Aim
All of the listing below must be repeated word for word. Pictures are the only thing to omit.

Records for this task

■ ■ ■ ■ ■

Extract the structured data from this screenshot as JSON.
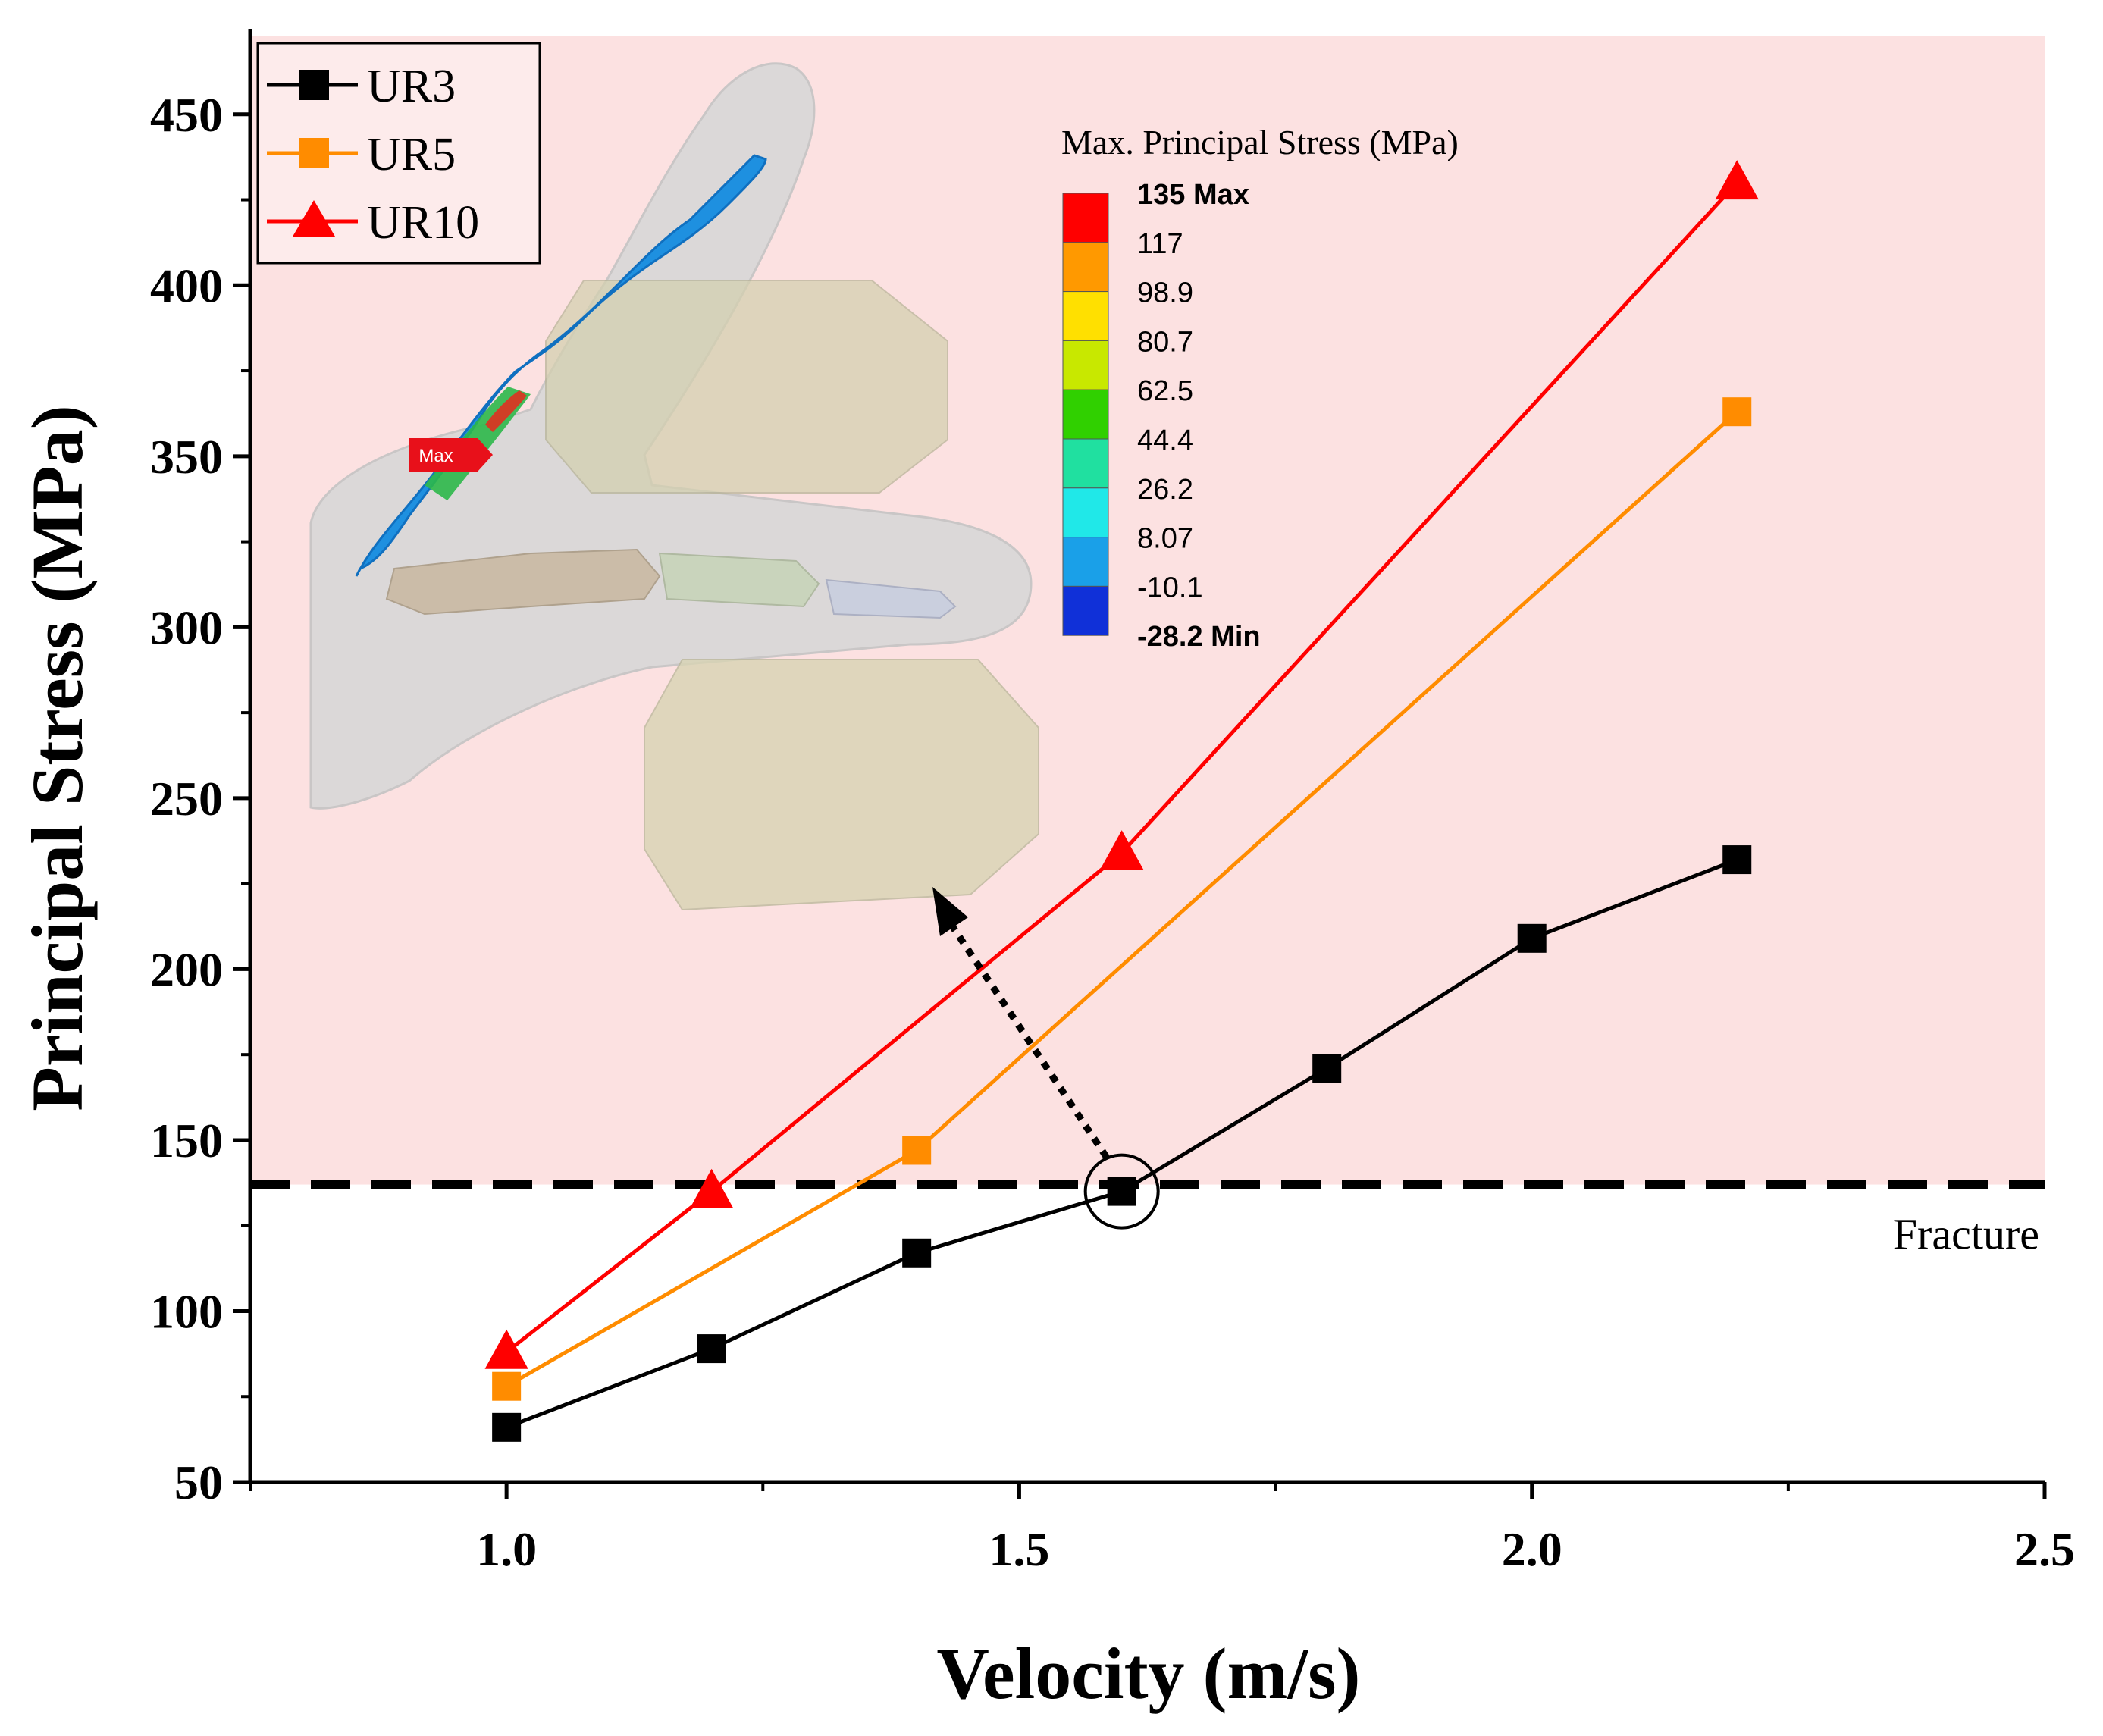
{
  "chart_data": {
    "type": "line",
    "xlabel": "Velocity (m/s)",
    "ylabel": "Principal Stress (MPa)",
    "xlim": [
      0.75,
      2.5
    ],
    "ylim": [
      50,
      475
    ],
    "x_ticks": [
      "1.0",
      "1.5",
      "2.0",
      "2.5"
    ],
    "x_tick_values": [
      1.0,
      1.5,
      2.0,
      2.5
    ],
    "x_minor_ticks": [
      0.75,
      1.25,
      1.75,
      2.25
    ],
    "y_ticks": [
      "50",
      "100",
      "150",
      "200",
      "250",
      "300",
      "350",
      "400",
      "450"
    ],
    "y_tick_values": [
      50,
      100,
      150,
      200,
      250,
      300,
      350,
      400,
      450
    ],
    "y_minor_ticks": [
      75,
      125,
      175,
      225,
      275,
      325,
      375,
      425
    ],
    "fracture_threshold": 137,
    "fracture_label": "Fracture",
    "legend_position": "top-left",
    "series": [
      {
        "name": "UR3",
        "marker": "square",
        "color": "#000000",
        "x": [
          1.0,
          1.2,
          1.4,
          1.6,
          1.8,
          2.0,
          2.2
        ],
        "y": [
          66,
          89,
          117,
          135,
          171,
          209,
          232
        ]
      },
      {
        "name": "UR5",
        "marker": "square",
        "color": "#FF8C00",
        "x": [
          1.0,
          1.4,
          2.2
        ],
        "y": [
          78,
          147,
          363
        ]
      },
      {
        "name": "UR10",
        "marker": "triangle",
        "color": "#FF0000",
        "x": [
          1.0,
          1.2,
          1.6,
          2.2
        ],
        "y": [
          88,
          135,
          234,
          430
        ]
      }
    ],
    "highlight_point": {
      "series": "UR3",
      "x": 1.6,
      "y": 135
    }
  },
  "colorbar": {
    "title": "Max. Principal Stress (MPa)",
    "labels": [
      "135 Max",
      "117",
      "98.9",
      "80.7",
      "62.5",
      "44.4",
      "26.2",
      "8.07",
      "-10.1",
      "-28.2 Min"
    ],
    "colors": [
      "#FF0000",
      "#FF9900",
      "#FFE000",
      "#C8E800",
      "#30D000",
      "#20E0A0",
      "#20E8E8",
      "#1AA0E8",
      "#1030D8"
    ]
  },
  "inset": {
    "max_tag": "Max"
  },
  "colors": {
    "shade": "#FCE1E1",
    "ur3": "#000000",
    "ur5": "#FF8C00",
    "ur10": "#FF0000"
  }
}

■ ■ ■ ■ ■

Full answer
Extract the structured data from this screenshot as JSON.
{
  "chart_data": {
    "type": "line",
    "xlabel": "Velocity (m/s)",
    "ylabel": "Principal Stress (MPa)",
    "xlim": [
      0.75,
      2.5
    ],
    "ylim": [
      50,
      475
    ],
    "x_ticks": [
      "1.0",
      "1.5",
      "2.0",
      "2.5"
    ],
    "x_tick_values": [
      1.0,
      1.5,
      2.0,
      2.5
    ],
    "x_minor_ticks": [
      0.75,
      1.25,
      1.75,
      2.25
    ],
    "y_ticks": [
      "50",
      "100",
      "150",
      "200",
      "250",
      "300",
      "350",
      "400",
      "450"
    ],
    "y_tick_values": [
      50,
      100,
      150,
      200,
      250,
      300,
      350,
      400,
      450
    ],
    "y_minor_ticks": [
      75,
      125,
      175,
      225,
      275,
      325,
      375,
      425
    ],
    "fracture_threshold": 137,
    "fracture_label": "Fracture",
    "legend_position": "top-left",
    "series": [
      {
        "name": "UR3",
        "marker": "square",
        "color": "#000000",
        "x": [
          1.0,
          1.2,
          1.4,
          1.6,
          1.8,
          2.0,
          2.2
        ],
        "y": [
          66,
          89,
          117,
          135,
          171,
          209,
          232
        ]
      },
      {
        "name": "UR5",
        "marker": "square",
        "color": "#FF8C00",
        "x": [
          1.0,
          1.4,
          2.2
        ],
        "y": [
          78,
          147,
          363
        ]
      },
      {
        "name": "UR10",
        "marker": "triangle",
        "color": "#FF0000",
        "x": [
          1.0,
          1.2,
          1.6,
          2.2
        ],
        "y": [
          88,
          135,
          234,
          430
        ]
      }
    ],
    "highlight_point": {
      "series": "UR3",
      "x": 1.6,
      "y": 135
    }
  },
  "colorbar": {
    "title": "Max. Principal Stress (MPa)",
    "labels": [
      "135 Max",
      "117",
      "98.9",
      "80.7",
      "62.5",
      "44.4",
      "26.2",
      "8.07",
      "-10.1",
      "-28.2 Min"
    ],
    "colors": [
      "#FF0000",
      "#FF9900",
      "#FFE000",
      "#C8E800",
      "#30D000",
      "#20E0A0",
      "#20E8E8",
      "#1AA0E8",
      "#1030D8"
    ]
  },
  "inset": {
    "max_tag": "Max"
  },
  "colors": {
    "shade": "#FCE1E1",
    "ur3": "#000000",
    "ur5": "#FF8C00",
    "ur10": "#FF0000"
  }
}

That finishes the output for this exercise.